--- START Supplied information ---

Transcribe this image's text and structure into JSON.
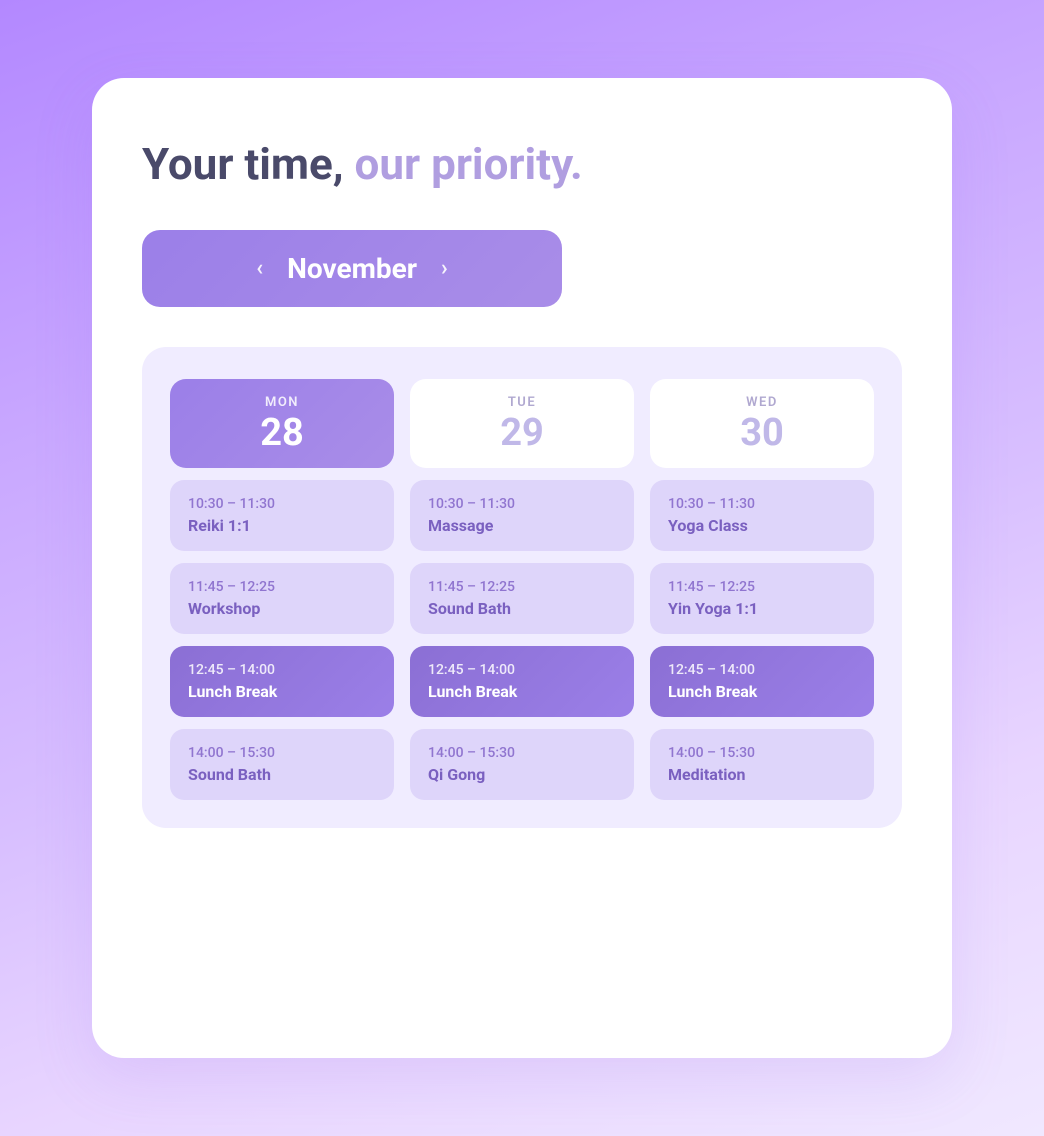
{
  "headline": {
    "part1": "Your time,",
    "part2": " our priority."
  },
  "monthNav": {
    "label": "November",
    "prevArrow": "‹",
    "nextArrow": "›"
  },
  "days": [
    {
      "name": "MON",
      "number": "28",
      "active": true
    },
    {
      "name": "TUE",
      "number": "29",
      "active": false
    },
    {
      "name": "WED",
      "number": "30",
      "active": false
    }
  ],
  "columns": [
    {
      "events": [
        {
          "time": "10:30 – 11:30",
          "name": "Reiki 1:1",
          "style": "light"
        },
        {
          "time": "11:45 – 12:25",
          "name": "Workshop",
          "style": "light"
        },
        {
          "time": "12:45 – 14:00",
          "name": "Lunch Break",
          "style": "dark"
        },
        {
          "time": "14:00 – 15:30",
          "name": "Sound Bath",
          "style": "light"
        }
      ]
    },
    {
      "events": [
        {
          "time": "10:30 – 11:30",
          "name": "Massage",
          "style": "light"
        },
        {
          "time": "11:45 – 12:25",
          "name": "Sound Bath",
          "style": "light"
        },
        {
          "time": "12:45 – 14:00",
          "name": "Lunch Break",
          "style": "dark"
        },
        {
          "time": "14:00 – 15:30",
          "name": "Qi Gong",
          "style": "light"
        }
      ]
    },
    {
      "events": [
        {
          "time": "10:30 – 11:30",
          "name": "Yoga Class",
          "style": "light"
        },
        {
          "time": "11:45 – 12:25",
          "name": "Yin Yoga 1:1",
          "style": "light"
        },
        {
          "time": "12:45 – 14:00",
          "name": "Lunch Break",
          "style": "dark"
        },
        {
          "time": "14:00 – 15:30",
          "name": "Meditation",
          "style": "light"
        }
      ]
    }
  ]
}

--- END Supplied information ---

Do this
Reproduce the whole listing exactly, but not the images in it.

Exercise answer
Transcribe this image's text and structure into JSON.
{
  "headline": {
    "part1": "Your time,",
    "part2": " our priority."
  },
  "monthNav": {
    "label": "November",
    "prevArrow": "‹",
    "nextArrow": "›"
  },
  "days": [
    {
      "name": "MON",
      "number": "28",
      "active": true
    },
    {
      "name": "TUE",
      "number": "29",
      "active": false
    },
    {
      "name": "WED",
      "number": "30",
      "active": false
    }
  ],
  "columns": [
    {
      "events": [
        {
          "time": "10:30 – 11:30",
          "name": "Reiki 1:1",
          "style": "light"
        },
        {
          "time": "11:45 – 12:25",
          "name": "Workshop",
          "style": "light"
        },
        {
          "time": "12:45 – 14:00",
          "name": "Lunch Break",
          "style": "dark"
        },
        {
          "time": "14:00 – 15:30",
          "name": "Sound Bath",
          "style": "light"
        }
      ]
    },
    {
      "events": [
        {
          "time": "10:30 – 11:30",
          "name": "Massage",
          "style": "light"
        },
        {
          "time": "11:45 – 12:25",
          "name": "Sound Bath",
          "style": "light"
        },
        {
          "time": "12:45 – 14:00",
          "name": "Lunch Break",
          "style": "dark"
        },
        {
          "time": "14:00 – 15:30",
          "name": "Qi Gong",
          "style": "light"
        }
      ]
    },
    {
      "events": [
        {
          "time": "10:30 – 11:30",
          "name": "Yoga Class",
          "style": "light"
        },
        {
          "time": "11:45 – 12:25",
          "name": "Yin Yoga 1:1",
          "style": "light"
        },
        {
          "time": "12:45 – 14:00",
          "name": "Lunch Break",
          "style": "dark"
        },
        {
          "time": "14:00 – 15:30",
          "name": "Meditation",
          "style": "light"
        }
      ]
    }
  ]
}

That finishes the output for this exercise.